##### Task material
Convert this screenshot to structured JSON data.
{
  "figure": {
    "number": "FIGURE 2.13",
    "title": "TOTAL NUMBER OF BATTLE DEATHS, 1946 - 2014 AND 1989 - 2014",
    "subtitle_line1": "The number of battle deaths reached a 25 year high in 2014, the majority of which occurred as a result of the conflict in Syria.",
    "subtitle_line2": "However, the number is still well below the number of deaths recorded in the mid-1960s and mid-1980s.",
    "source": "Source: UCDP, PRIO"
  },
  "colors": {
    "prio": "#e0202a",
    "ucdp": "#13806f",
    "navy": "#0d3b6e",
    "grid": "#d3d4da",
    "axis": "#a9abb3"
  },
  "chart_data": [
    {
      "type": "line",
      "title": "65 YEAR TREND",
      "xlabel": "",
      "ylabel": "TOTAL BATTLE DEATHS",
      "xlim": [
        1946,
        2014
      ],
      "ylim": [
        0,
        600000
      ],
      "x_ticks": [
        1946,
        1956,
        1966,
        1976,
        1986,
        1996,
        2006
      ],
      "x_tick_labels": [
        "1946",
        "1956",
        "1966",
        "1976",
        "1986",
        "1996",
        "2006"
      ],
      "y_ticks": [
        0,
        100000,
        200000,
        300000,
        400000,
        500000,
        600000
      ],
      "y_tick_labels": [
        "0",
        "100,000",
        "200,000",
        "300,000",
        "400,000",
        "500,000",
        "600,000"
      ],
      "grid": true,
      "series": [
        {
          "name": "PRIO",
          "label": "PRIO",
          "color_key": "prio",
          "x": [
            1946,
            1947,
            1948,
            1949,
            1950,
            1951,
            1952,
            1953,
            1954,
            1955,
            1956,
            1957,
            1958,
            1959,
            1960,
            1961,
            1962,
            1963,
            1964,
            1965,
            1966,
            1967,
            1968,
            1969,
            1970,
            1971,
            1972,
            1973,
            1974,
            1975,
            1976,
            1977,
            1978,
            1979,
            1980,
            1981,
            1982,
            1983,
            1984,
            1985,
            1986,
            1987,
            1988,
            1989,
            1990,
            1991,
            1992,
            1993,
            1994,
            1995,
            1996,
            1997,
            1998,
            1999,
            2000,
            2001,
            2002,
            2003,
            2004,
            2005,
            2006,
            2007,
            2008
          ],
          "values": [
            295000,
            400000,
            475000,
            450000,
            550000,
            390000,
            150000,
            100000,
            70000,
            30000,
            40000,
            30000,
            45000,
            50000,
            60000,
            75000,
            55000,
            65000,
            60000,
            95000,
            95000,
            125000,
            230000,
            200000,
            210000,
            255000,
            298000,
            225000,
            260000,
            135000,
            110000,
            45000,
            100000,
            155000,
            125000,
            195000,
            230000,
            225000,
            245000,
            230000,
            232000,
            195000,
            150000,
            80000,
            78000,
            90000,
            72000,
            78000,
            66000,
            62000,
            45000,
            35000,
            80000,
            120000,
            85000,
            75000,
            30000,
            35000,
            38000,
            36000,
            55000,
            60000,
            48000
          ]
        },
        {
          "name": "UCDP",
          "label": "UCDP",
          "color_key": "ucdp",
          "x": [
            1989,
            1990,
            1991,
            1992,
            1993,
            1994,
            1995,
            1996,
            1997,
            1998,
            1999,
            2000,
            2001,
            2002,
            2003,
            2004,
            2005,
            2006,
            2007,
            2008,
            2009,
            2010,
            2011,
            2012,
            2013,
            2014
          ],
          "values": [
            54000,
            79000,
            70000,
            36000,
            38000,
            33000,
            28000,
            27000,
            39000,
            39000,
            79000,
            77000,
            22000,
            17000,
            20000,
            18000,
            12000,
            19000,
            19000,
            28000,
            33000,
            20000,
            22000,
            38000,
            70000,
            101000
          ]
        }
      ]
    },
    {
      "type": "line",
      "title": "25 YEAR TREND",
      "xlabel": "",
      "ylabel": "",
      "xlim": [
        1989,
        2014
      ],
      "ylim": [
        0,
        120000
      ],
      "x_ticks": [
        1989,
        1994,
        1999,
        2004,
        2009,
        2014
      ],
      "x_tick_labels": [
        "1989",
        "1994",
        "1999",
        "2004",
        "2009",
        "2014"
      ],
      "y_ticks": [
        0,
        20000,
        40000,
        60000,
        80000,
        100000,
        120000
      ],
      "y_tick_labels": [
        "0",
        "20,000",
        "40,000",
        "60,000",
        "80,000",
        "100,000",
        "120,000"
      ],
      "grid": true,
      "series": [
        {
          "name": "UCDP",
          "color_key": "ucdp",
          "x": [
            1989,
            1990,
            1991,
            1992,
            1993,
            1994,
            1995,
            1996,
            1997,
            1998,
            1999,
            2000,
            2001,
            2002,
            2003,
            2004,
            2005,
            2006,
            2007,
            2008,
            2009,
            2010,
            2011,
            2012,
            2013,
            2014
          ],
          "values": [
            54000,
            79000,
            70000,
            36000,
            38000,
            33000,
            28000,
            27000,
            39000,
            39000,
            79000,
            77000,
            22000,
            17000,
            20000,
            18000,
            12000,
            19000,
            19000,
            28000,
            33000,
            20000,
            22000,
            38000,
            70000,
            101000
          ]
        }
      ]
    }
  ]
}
##########
> **Task description**
Restate all of the entries above precisely.

> **Exercise answer**
Convert this screenshot to structured JSON data.
{
  "figure": {
    "number": "FIGURE 2.13",
    "title": "TOTAL NUMBER OF BATTLE DEATHS, 1946 - 2014 AND 1989 - 2014",
    "subtitle_line1": "The number of battle deaths reached a 25 year high in 2014, the majority of which occurred as a result of the conflict in Syria.",
    "subtitle_line2": "However, the number is still well below the number of deaths recorded in the mid-1960s and mid-1980s.",
    "source": "Source: UCDP, PRIO"
  },
  "colors": {
    "prio": "#e0202a",
    "ucdp": "#13806f",
    "navy": "#0d3b6e",
    "grid": "#d3d4da",
    "axis": "#a9abb3"
  },
  "chart_data": [
    {
      "type": "line",
      "title": "65 YEAR TREND",
      "xlabel": "",
      "ylabel": "TOTAL BATTLE DEATHS",
      "xlim": [
        1946,
        2014
      ],
      "ylim": [
        0,
        600000
      ],
      "x_ticks": [
        1946,
        1956,
        1966,
        1976,
        1986,
        1996,
        2006
      ],
      "x_tick_labels": [
        "1946",
        "1956",
        "1966",
        "1976",
        "1986",
        "1996",
        "2006"
      ],
      "y_ticks": [
        0,
        100000,
        200000,
        300000,
        400000,
        500000,
        600000
      ],
      "y_tick_labels": [
        "0",
        "100,000",
        "200,000",
        "300,000",
        "400,000",
        "500,000",
        "600,000"
      ],
      "grid": true,
      "series": [
        {
          "name": "PRIO",
          "label": "PRIO",
          "color_key": "prio",
          "x": [
            1946,
            1947,
            1948,
            1949,
            1950,
            1951,
            1952,
            1953,
            1954,
            1955,
            1956,
            1957,
            1958,
            1959,
            1960,
            1961,
            1962,
            1963,
            1964,
            1965,
            1966,
            1967,
            1968,
            1969,
            1970,
            1971,
            1972,
            1973,
            1974,
            1975,
            1976,
            1977,
            1978,
            1979,
            1980,
            1981,
            1982,
            1983,
            1984,
            1985,
            1986,
            1987,
            1988,
            1989,
            1990,
            1991,
            1992,
            1993,
            1994,
            1995,
            1996,
            1997,
            1998,
            1999,
            2000,
            2001,
            2002,
            2003,
            2004,
            2005,
            2006,
            2007,
            2008
          ],
          "values": [
            295000,
            400000,
            475000,
            450000,
            550000,
            390000,
            150000,
            100000,
            70000,
            30000,
            40000,
            30000,
            45000,
            50000,
            60000,
            75000,
            55000,
            65000,
            60000,
            95000,
            95000,
            125000,
            230000,
            200000,
            210000,
            255000,
            298000,
            225000,
            260000,
            135000,
            110000,
            45000,
            100000,
            155000,
            125000,
            195000,
            230000,
            225000,
            245000,
            230000,
            232000,
            195000,
            150000,
            80000,
            78000,
            90000,
            72000,
            78000,
            66000,
            62000,
            45000,
            35000,
            80000,
            120000,
            85000,
            75000,
            30000,
            35000,
            38000,
            36000,
            55000,
            60000,
            48000
          ]
        },
        {
          "name": "UCDP",
          "label": "UCDP",
          "color_key": "ucdp",
          "x": [
            1989,
            1990,
            1991,
            1992,
            1993,
            1994,
            1995,
            1996,
            1997,
            1998,
            1999,
            2000,
            2001,
            2002,
            2003,
            2004,
            2005,
            2006,
            2007,
            2008,
            2009,
            2010,
            2011,
            2012,
            2013,
            2014
          ],
          "values": [
            54000,
            79000,
            70000,
            36000,
            38000,
            33000,
            28000,
            27000,
            39000,
            39000,
            79000,
            77000,
            22000,
            17000,
            20000,
            18000,
            12000,
            19000,
            19000,
            28000,
            33000,
            20000,
            22000,
            38000,
            70000,
            101000
          ]
        }
      ]
    },
    {
      "type": "line",
      "title": "25 YEAR TREND",
      "xlabel": "",
      "ylabel": "",
      "xlim": [
        1989,
        2014
      ],
      "ylim": [
        0,
        120000
      ],
      "x_ticks": [
        1989,
        1994,
        1999,
        2004,
        2009,
        2014
      ],
      "x_tick_labels": [
        "1989",
        "1994",
        "1999",
        "2004",
        "2009",
        "2014"
      ],
      "y_ticks": [
        0,
        20000,
        40000,
        60000,
        80000,
        100000,
        120000
      ],
      "y_tick_labels": [
        "0",
        "20,000",
        "40,000",
        "60,000",
        "80,000",
        "100,000",
        "120,000"
      ],
      "grid": true,
      "series": [
        {
          "name": "UCDP",
          "color_key": "ucdp",
          "x": [
            1989,
            1990,
            1991,
            1992,
            1993,
            1994,
            1995,
            1996,
            1997,
            1998,
            1999,
            2000,
            2001,
            2002,
            2003,
            2004,
            2005,
            2006,
            2007,
            2008,
            2009,
            2010,
            2011,
            2012,
            2013,
            2014
          ],
          "values": [
            54000,
            79000,
            70000,
            36000,
            38000,
            33000,
            28000,
            27000,
            39000,
            39000,
            79000,
            77000,
            22000,
            17000,
            20000,
            18000,
            12000,
            19000,
            19000,
            28000,
            33000,
            20000,
            22000,
            38000,
            70000,
            101000
          ]
        }
      ]
    }
  ]
}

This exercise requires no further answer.